= WHAT IS REQUIRED =
The listing below is to be output in its exact form.

:: SUPPLIED RECORDS ::

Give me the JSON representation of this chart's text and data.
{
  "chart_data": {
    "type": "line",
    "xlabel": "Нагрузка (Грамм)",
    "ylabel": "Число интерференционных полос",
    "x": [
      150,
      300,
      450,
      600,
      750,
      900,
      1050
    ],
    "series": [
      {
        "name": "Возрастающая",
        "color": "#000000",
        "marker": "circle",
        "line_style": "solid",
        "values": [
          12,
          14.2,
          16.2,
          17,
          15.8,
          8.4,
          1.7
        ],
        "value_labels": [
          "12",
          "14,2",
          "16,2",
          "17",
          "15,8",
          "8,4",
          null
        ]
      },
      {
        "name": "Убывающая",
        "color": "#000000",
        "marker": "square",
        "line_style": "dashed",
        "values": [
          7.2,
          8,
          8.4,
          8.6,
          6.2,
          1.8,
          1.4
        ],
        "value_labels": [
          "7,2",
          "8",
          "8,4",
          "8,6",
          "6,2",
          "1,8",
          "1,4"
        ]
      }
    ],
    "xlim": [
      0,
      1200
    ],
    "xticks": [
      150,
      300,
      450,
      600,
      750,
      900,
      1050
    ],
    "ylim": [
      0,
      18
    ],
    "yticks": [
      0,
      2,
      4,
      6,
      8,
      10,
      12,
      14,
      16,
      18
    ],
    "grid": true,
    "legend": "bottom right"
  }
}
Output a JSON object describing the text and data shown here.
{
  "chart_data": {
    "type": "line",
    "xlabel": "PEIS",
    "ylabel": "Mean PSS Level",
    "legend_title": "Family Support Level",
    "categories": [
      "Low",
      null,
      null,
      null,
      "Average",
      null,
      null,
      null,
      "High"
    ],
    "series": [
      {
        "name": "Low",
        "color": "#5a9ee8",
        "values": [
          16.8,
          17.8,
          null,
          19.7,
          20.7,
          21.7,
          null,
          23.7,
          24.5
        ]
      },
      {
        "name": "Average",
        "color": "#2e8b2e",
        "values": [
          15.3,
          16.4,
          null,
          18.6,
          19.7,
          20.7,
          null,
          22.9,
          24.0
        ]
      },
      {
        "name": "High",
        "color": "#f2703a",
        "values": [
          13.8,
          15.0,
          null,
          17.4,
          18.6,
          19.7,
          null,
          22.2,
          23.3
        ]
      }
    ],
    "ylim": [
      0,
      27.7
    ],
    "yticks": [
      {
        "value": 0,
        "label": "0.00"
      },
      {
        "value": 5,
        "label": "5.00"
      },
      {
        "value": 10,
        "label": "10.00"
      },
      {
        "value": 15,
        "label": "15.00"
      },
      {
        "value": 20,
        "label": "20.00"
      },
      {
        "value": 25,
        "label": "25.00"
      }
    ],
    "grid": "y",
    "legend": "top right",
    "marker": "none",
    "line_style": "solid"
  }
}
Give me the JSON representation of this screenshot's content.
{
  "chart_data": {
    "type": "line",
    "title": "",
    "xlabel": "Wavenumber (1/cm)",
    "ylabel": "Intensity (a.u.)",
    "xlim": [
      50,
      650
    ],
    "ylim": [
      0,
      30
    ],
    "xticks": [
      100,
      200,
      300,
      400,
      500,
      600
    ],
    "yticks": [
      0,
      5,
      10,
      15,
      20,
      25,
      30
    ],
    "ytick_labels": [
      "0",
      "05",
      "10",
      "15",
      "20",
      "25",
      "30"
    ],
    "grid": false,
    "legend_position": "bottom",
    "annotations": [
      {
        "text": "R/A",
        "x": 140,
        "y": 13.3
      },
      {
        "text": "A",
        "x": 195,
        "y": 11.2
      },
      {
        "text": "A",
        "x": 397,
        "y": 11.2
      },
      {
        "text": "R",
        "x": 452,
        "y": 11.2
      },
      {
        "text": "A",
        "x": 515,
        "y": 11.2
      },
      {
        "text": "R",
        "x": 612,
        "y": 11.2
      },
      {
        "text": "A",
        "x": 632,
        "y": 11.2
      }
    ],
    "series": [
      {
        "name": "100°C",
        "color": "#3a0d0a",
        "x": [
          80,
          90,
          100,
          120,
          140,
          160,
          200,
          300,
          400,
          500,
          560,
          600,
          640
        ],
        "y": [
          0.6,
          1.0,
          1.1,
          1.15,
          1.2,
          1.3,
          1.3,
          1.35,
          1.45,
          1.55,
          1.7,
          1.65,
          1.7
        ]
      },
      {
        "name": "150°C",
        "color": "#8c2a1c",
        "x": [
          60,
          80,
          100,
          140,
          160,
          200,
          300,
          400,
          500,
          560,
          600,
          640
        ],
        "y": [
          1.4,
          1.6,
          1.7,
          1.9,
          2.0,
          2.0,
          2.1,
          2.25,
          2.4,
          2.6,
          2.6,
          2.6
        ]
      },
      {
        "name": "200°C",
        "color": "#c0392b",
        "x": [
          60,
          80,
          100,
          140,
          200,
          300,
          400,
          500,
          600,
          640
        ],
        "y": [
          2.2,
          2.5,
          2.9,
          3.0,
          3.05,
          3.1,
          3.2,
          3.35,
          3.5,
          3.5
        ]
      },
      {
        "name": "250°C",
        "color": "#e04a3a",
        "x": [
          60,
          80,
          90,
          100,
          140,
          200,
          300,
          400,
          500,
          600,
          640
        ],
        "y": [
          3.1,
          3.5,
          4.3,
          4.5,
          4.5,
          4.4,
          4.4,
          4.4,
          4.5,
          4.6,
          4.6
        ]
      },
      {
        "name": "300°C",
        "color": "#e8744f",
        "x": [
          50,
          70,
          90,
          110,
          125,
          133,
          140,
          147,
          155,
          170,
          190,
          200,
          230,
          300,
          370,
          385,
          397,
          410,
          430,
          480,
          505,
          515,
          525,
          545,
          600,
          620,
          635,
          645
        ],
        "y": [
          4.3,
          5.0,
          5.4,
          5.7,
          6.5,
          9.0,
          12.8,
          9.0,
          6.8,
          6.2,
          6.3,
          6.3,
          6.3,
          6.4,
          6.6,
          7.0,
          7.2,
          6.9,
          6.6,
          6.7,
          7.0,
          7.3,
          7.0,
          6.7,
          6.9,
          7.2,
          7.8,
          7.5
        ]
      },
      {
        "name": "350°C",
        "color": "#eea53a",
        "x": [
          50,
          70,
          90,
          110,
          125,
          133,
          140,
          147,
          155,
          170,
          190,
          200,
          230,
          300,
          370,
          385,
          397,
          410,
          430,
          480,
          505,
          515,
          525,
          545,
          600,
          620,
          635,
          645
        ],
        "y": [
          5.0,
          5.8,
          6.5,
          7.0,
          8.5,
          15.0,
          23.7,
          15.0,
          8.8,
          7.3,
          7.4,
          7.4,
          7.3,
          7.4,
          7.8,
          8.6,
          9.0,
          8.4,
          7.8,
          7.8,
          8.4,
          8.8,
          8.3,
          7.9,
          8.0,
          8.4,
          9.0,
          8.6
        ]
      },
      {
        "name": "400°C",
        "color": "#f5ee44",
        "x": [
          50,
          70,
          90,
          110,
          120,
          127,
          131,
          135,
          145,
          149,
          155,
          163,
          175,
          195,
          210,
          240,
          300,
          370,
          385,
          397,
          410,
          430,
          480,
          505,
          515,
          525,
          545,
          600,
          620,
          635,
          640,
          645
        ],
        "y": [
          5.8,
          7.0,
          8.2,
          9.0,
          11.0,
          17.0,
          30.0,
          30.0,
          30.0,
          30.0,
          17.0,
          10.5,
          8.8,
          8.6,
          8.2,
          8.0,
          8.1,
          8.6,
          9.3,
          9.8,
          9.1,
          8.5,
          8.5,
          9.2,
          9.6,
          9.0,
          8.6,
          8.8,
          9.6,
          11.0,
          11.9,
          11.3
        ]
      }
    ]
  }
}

:::

= WRITTEN SOLUTION =
Give me the JSON representation of this chart's text and data.
{
  "chart_data": {
    "type": "line",
    "xlabel": "Нагрузка (Грамм)",
    "ylabel": "Число интерференционных полос",
    "x": [
      150,
      300,
      450,
      600,
      750,
      900,
      1050
    ],
    "series": [
      {
        "name": "Возрастающая",
        "color": "#000000",
        "marker": "circle",
        "line_style": "solid",
        "values": [
          12,
          14.2,
          16.2,
          17,
          15.8,
          8.4,
          1.7
        ],
        "value_labels": [
          "12",
          "14,2",
          "16,2",
          "17",
          "15,8",
          "8,4",
          null
        ]
      },
      {
        "name": "Убывающая",
        "color": "#000000",
        "marker": "square",
        "line_style": "dashed",
        "values": [
          7.2,
          8,
          8.4,
          8.6,
          6.2,
          1.8,
          1.4
        ],
        "value_labels": [
          "7,2",
          "8",
          "8,4",
          "8,6",
          "6,2",
          "1,8",
          "1,4"
        ]
      }
    ],
    "xlim": [
      0,
      1200
    ],
    "xticks": [
      150,
      300,
      450,
      600,
      750,
      900,
      1050
    ],
    "ylim": [
      0,
      18
    ],
    "yticks": [
      0,
      2,
      4,
      6,
      8,
      10,
      12,
      14,
      16,
      18
    ],
    "grid": true,
    "legend": "bottom right"
  }
}
Output a JSON object describing the text and data shown here.
{
  "chart_data": {
    "type": "line",
    "xlabel": "PEIS",
    "ylabel": "Mean PSS Level",
    "legend_title": "Family Support Level",
    "categories": [
      "Low",
      null,
      null,
      null,
      "Average",
      null,
      null,
      null,
      "High"
    ],
    "series": [
      {
        "name": "Low",
        "color": "#5a9ee8",
        "values": [
          16.8,
          17.8,
          null,
          19.7,
          20.7,
          21.7,
          null,
          23.7,
          24.5
        ]
      },
      {
        "name": "Average",
        "color": "#2e8b2e",
        "values": [
          15.3,
          16.4,
          null,
          18.6,
          19.7,
          20.7,
          null,
          22.9,
          24.0
        ]
      },
      {
        "name": "High",
        "color": "#f2703a",
        "values": [
          13.8,
          15.0,
          null,
          17.4,
          18.6,
          19.7,
          null,
          22.2,
          23.3
        ]
      }
    ],
    "ylim": [
      0,
      27.7
    ],
    "yticks": [
      {
        "value": 0,
        "label": "0.00"
      },
      {
        "value": 5,
        "label": "5.00"
      },
      {
        "value": 10,
        "label": "10.00"
      },
      {
        "value": 15,
        "label": "15.00"
      },
      {
        "value": 20,
        "label": "20.00"
      },
      {
        "value": 25,
        "label": "25.00"
      }
    ],
    "grid": "y",
    "legend": "top right",
    "marker": "none",
    "line_style": "solid"
  }
}
Give me the JSON representation of this screenshot's content.
{
  "chart_data": {
    "type": "line",
    "title": "",
    "xlabel": "Wavenumber (1/cm)",
    "ylabel": "Intensity (a.u.)",
    "xlim": [
      50,
      650
    ],
    "ylim": [
      0,
      30
    ],
    "xticks": [
      100,
      200,
      300,
      400,
      500,
      600
    ],
    "yticks": [
      0,
      5,
      10,
      15,
      20,
      25,
      30
    ],
    "ytick_labels": [
      "0",
      "05",
      "10",
      "15",
      "20",
      "25",
      "30"
    ],
    "grid": false,
    "legend_position": "bottom",
    "annotations": [
      {
        "text": "R/A",
        "x": 140,
        "y": 13.3
      },
      {
        "text": "A",
        "x": 195,
        "y": 11.2
      },
      {
        "text": "A",
        "x": 397,
        "y": 11.2
      },
      {
        "text": "R",
        "x": 452,
        "y": 11.2
      },
      {
        "text": "A",
        "x": 515,
        "y": 11.2
      },
      {
        "text": "R",
        "x": 612,
        "y": 11.2
      },
      {
        "text": "A",
        "x": 632,
        "y": 11.2
      }
    ],
    "series": [
      {
        "name": "100°C",
        "color": "#3a0d0a",
        "x": [
          80,
          90,
          100,
          120,
          140,
          160,
          200,
          300,
          400,
          500,
          560,
          600,
          640
        ],
        "y": [
          0.6,
          1.0,
          1.1,
          1.15,
          1.2,
          1.3,
          1.3,
          1.35,
          1.45,
          1.55,
          1.7,
          1.65,
          1.7
        ]
      },
      {
        "name": "150°C",
        "color": "#8c2a1c",
        "x": [
          60,
          80,
          100,
          140,
          160,
          200,
          300,
          400,
          500,
          560,
          600,
          640
        ],
        "y": [
          1.4,
          1.6,
          1.7,
          1.9,
          2.0,
          2.0,
          2.1,
          2.25,
          2.4,
          2.6,
          2.6,
          2.6
        ]
      },
      {
        "name": "200°C",
        "color": "#c0392b",
        "x": [
          60,
          80,
          100,
          140,
          200,
          300,
          400,
          500,
          600,
          640
        ],
        "y": [
          2.2,
          2.5,
          2.9,
          3.0,
          3.05,
          3.1,
          3.2,
          3.35,
          3.5,
          3.5
        ]
      },
      {
        "name": "250°C",
        "color": "#e04a3a",
        "x": [
          60,
          80,
          90,
          100,
          140,
          200,
          300,
          400,
          500,
          600,
          640
        ],
        "y": [
          3.1,
          3.5,
          4.3,
          4.5,
          4.5,
          4.4,
          4.4,
          4.4,
          4.5,
          4.6,
          4.6
        ]
      },
      {
        "name": "300°C",
        "color": "#e8744f",
        "x": [
          50,
          70,
          90,
          110,
          125,
          133,
          140,
          147,
          155,
          170,
          190,
          200,
          230,
          300,
          370,
          385,
          397,
          410,
          430,
          480,
          505,
          515,
          525,
          545,
          600,
          620,
          635,
          645
        ],
        "y": [
          4.3,
          5.0,
          5.4,
          5.7,
          6.5,
          9.0,
          12.8,
          9.0,
          6.8,
          6.2,
          6.3,
          6.3,
          6.3,
          6.4,
          6.6,
          7.0,
          7.2,
          6.9,
          6.6,
          6.7,
          7.0,
          7.3,
          7.0,
          6.7,
          6.9,
          7.2,
          7.8,
          7.5
        ]
      },
      {
        "name": "350°C",
        "color": "#eea53a",
        "x": [
          50,
          70,
          90,
          110,
          125,
          133,
          140,
          147,
          155,
          170,
          190,
          200,
          230,
          300,
          370,
          385,
          397,
          410,
          430,
          480,
          505,
          515,
          525,
          545,
          600,
          620,
          635,
          645
        ],
        "y": [
          5.0,
          5.8,
          6.5,
          7.0,
          8.5,
          15.0,
          23.7,
          15.0,
          8.8,
          7.3,
          7.4,
          7.4,
          7.3,
          7.4,
          7.8,
          8.6,
          9.0,
          8.4,
          7.8,
          7.8,
          8.4,
          8.8,
          8.3,
          7.9,
          8.0,
          8.4,
          9.0,
          8.6
        ]
      },
      {
        "name": "400°C",
        "color": "#f5ee44",
        "x": [
          50,
          70,
          90,
          110,
          120,
          127,
          131,
          135,
          145,
          149,
          155,
          163,
          175,
          195,
          210,
          240,
          300,
          370,
          385,
          397,
          410,
          430,
          480,
          505,
          515,
          525,
          545,
          600,
          620,
          635,
          640,
          645
        ],
        "y": [
          5.8,
          7.0,
          8.2,
          9.0,
          11.0,
          17.0,
          30.0,
          30.0,
          30.0,
          30.0,
          17.0,
          10.5,
          8.8,
          8.6,
          8.2,
          8.0,
          8.1,
          8.6,
          9.3,
          9.8,
          9.1,
          8.5,
          8.5,
          9.2,
          9.6,
          9.0,
          8.6,
          8.8,
          9.6,
          11.0,
          11.9,
          11.3
        ]
      }
    ]
  }
}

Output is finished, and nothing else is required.